══ DATA ENTRIES
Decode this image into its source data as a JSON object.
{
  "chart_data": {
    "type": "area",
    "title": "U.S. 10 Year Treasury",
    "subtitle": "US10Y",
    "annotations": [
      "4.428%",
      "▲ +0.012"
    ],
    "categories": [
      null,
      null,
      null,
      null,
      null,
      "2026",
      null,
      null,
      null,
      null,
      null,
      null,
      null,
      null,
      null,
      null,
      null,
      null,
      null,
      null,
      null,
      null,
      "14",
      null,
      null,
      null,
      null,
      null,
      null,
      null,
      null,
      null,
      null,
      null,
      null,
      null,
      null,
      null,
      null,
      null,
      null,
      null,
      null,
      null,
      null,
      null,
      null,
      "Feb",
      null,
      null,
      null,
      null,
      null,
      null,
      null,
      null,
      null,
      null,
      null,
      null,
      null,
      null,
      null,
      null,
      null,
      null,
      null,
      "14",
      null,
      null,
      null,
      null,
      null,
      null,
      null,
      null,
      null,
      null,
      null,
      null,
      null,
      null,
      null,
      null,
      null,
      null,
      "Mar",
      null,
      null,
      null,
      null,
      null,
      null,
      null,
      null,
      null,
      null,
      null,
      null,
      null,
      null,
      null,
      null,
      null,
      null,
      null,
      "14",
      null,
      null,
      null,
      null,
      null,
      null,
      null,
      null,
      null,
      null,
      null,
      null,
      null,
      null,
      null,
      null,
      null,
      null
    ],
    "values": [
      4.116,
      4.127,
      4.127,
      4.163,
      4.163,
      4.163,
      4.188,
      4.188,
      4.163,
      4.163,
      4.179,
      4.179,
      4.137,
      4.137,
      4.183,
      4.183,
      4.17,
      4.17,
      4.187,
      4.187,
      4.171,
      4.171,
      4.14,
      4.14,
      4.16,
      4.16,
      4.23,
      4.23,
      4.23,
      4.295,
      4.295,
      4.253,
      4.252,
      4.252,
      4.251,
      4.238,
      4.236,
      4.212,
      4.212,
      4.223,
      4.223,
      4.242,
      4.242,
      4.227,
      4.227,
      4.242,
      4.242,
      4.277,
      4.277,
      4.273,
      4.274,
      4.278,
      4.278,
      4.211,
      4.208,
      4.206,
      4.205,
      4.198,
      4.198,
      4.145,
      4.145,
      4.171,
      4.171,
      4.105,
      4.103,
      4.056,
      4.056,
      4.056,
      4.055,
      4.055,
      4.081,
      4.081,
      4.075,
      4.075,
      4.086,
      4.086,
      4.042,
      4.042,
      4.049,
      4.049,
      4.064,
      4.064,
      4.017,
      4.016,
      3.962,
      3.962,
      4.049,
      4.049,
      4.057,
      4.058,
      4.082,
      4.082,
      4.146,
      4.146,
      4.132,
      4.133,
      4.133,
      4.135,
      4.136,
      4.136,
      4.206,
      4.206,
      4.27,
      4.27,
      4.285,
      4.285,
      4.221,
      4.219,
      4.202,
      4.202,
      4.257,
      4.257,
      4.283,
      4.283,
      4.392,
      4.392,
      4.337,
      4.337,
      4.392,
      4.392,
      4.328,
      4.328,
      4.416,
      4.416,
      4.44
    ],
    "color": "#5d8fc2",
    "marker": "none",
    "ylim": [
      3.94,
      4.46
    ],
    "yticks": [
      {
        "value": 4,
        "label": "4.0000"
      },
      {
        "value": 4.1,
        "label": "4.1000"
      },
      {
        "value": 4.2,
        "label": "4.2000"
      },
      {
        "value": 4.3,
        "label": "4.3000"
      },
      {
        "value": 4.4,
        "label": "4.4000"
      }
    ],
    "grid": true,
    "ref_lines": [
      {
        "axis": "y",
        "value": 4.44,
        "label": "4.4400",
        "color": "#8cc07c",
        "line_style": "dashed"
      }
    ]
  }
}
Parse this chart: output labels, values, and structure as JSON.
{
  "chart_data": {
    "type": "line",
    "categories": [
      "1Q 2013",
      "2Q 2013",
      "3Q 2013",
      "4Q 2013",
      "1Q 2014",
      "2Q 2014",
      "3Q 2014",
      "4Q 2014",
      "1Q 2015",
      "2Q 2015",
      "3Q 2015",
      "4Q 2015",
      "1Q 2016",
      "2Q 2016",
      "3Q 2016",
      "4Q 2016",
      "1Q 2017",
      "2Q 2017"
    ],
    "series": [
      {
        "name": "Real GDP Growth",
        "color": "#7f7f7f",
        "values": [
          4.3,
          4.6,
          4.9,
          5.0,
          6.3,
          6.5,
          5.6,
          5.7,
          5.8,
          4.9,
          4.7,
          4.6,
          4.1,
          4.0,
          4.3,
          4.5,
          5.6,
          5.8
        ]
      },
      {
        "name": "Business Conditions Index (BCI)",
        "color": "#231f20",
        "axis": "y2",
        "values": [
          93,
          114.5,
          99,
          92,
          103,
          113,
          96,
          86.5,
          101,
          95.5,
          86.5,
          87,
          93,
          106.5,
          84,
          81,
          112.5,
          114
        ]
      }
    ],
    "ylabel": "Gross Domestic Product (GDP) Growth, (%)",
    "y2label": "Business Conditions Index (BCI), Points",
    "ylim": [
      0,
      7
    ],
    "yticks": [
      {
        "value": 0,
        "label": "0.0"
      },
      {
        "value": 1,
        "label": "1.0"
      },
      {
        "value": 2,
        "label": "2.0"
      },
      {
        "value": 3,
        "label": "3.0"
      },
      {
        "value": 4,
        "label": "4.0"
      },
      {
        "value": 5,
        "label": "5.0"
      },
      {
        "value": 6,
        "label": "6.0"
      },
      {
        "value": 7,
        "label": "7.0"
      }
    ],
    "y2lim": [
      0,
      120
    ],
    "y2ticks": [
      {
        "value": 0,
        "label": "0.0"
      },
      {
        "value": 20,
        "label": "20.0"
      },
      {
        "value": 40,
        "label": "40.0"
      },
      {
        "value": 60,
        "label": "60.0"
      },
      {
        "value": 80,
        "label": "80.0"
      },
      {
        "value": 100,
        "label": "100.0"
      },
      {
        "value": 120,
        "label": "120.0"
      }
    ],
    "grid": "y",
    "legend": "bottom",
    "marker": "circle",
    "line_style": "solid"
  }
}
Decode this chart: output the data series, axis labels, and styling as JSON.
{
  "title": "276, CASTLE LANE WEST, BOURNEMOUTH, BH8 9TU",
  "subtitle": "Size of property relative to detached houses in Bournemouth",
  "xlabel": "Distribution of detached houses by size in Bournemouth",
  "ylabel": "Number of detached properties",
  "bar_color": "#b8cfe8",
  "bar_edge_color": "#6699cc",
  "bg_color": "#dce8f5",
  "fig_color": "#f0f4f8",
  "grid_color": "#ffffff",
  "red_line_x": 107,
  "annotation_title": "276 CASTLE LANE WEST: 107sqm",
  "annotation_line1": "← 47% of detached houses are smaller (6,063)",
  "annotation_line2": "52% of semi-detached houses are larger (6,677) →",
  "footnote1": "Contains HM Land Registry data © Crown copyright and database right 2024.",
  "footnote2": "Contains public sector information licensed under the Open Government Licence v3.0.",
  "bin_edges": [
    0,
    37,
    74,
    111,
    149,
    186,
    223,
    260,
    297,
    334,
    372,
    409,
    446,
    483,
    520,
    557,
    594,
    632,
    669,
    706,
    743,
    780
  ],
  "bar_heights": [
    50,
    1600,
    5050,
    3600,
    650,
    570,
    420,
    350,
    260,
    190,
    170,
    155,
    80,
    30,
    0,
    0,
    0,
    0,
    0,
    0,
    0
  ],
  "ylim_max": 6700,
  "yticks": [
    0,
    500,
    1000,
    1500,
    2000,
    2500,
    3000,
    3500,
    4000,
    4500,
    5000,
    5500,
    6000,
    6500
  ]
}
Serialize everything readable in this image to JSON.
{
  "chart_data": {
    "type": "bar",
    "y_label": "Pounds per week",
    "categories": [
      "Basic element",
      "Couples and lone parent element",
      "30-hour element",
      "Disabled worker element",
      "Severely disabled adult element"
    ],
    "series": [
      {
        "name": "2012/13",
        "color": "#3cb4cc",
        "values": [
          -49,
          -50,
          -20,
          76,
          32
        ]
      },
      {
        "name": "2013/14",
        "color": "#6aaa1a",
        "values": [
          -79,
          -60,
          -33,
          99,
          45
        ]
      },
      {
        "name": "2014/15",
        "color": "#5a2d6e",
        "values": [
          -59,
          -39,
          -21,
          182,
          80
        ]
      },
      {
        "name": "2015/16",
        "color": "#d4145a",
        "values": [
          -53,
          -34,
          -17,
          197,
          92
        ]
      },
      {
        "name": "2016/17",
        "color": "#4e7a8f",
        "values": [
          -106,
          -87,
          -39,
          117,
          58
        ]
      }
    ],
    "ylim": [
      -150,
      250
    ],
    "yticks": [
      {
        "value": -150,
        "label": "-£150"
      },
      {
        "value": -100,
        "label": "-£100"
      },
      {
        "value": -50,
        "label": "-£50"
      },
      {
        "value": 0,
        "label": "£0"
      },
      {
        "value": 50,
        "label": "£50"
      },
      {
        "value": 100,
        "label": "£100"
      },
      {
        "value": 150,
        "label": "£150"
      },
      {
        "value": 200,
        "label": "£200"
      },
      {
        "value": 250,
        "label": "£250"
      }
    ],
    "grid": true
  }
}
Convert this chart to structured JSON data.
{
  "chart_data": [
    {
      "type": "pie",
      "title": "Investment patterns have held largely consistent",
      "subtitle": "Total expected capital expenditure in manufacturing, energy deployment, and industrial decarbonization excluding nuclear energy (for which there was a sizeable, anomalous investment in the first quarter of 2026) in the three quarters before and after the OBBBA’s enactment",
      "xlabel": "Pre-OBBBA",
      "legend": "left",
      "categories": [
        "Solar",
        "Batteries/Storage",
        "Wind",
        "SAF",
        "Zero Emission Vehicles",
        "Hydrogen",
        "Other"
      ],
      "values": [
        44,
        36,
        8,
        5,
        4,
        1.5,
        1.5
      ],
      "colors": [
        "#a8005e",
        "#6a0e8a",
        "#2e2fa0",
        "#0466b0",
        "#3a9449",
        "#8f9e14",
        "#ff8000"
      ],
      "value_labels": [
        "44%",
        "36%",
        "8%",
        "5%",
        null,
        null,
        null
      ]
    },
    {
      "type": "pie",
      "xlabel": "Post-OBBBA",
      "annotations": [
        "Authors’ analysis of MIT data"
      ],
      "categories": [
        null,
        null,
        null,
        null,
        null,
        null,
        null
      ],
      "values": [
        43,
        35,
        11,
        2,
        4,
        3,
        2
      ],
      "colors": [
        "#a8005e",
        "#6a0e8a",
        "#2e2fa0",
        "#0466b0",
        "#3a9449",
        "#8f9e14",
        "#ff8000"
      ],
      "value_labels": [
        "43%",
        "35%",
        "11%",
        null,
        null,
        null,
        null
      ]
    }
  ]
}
════
(REQUIREMENT): Scan the data above; copy every line where "CASTLE" appears.

(RESPONSE TO THIS EXERCISE):
  "title": "276, CASTLE LANE WEST, BOURNEMOUTH, BH8 9TU",
  "annotation_title": "276 CASTLE LANE WEST: 107sqm",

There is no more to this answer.